### YOUR INSTRUCTIONS
Render every entry exactly as it appears.

* Start *

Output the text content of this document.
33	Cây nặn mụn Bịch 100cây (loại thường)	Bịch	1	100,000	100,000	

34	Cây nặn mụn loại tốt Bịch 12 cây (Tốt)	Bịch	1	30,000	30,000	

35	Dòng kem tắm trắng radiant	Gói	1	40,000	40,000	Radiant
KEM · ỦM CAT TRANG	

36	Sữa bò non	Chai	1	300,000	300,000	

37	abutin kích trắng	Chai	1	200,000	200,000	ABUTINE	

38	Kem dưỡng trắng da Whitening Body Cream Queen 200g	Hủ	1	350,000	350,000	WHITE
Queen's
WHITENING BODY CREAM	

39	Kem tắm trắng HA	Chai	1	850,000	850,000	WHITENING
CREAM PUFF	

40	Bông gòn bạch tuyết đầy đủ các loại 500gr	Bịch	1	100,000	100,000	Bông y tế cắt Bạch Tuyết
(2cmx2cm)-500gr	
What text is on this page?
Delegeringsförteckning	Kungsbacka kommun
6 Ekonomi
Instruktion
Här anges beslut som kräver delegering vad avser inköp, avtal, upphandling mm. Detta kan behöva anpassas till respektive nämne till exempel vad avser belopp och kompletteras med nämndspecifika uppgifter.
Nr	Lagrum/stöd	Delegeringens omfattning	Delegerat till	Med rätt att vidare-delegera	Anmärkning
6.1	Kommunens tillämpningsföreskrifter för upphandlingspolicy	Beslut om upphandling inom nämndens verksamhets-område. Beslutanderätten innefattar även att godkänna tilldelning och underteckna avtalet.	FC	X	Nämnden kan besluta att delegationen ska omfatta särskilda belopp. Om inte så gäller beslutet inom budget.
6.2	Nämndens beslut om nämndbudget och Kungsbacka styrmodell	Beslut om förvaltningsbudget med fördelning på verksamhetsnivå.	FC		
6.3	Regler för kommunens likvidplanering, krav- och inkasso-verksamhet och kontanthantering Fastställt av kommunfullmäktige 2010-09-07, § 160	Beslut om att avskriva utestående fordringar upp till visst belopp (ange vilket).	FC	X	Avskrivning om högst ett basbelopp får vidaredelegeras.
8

* End *

### FULL SOLUTION
Output the text content of this document.
33	Cây nặn mụn Bịch 100cây (loại thường)	Bịch	1	100,000	100,000	

34	Cây nặn mụn loại tốt Bịch 12 cây (Tốt)	Bịch	1	30,000	30,000	

35	Dòng kem tắm trắng radiant	Gói	1	40,000	40,000	Radiant
KEM · ỦM CAT TRANG	

36	Sữa bò non	Chai	1	300,000	300,000	

37	abutin kích trắng	Chai	1	200,000	200,000	ABUTINE	

38	Kem dưỡng trắng da Whitening Body Cream Queen 200g	Hủ	1	350,000	350,000	WHITE
Queen's
WHITENING BODY CREAM	

39	Kem tắm trắng HA	Chai	1	850,000	850,000	WHITENING
CREAM PUFF	

40	Bông gòn bạch tuyết đầy đủ các loại 500gr	Bịch	1	100,000	100,000	Bông y tế cắt Bạch Tuyết
(2cmx2cm)-500gr	
What text is on this page?
Delegeringsförteckning	Kungsbacka kommun
6 Ekonomi
Instruktion
Här anges beslut som kräver delegering vad avser inköp, avtal, upphandling mm. Detta kan behöva anpassas till respektive nämne till exempel vad avser belopp och kompletteras med nämndspecifika uppgifter.
Nr	Lagrum/stöd	Delegeringens omfattning	Delegerat till	Med rätt att vidare-delegera	Anmärkning
6.1	Kommunens tillämpningsföreskrifter för upphandlingspolicy	Beslut om upphandling inom nämndens verksamhets-område. Beslutanderätten innefattar även att godkänna tilldelning och underteckna avtalet.	FC	X	Nämnden kan besluta att delegationen ska omfatta särskilda belopp. Om inte så gäller beslutet inom budget.
6.2	Nämndens beslut om nämndbudget och Kungsbacka styrmodell	Beslut om förvaltningsbudget med fördelning på verksamhetsnivå.	FC		
6.3	Regler för kommunens likvidplanering, krav- och inkasso-verksamhet och kontanthantering Fastställt av kommunfullmäktige 2010-09-07, § 160	Beslut om att avskriva utestående fordringar upp till visst belopp (ange vilket).	FC	X	Avskrivning om högst ett basbelopp får vidaredelegeras.
8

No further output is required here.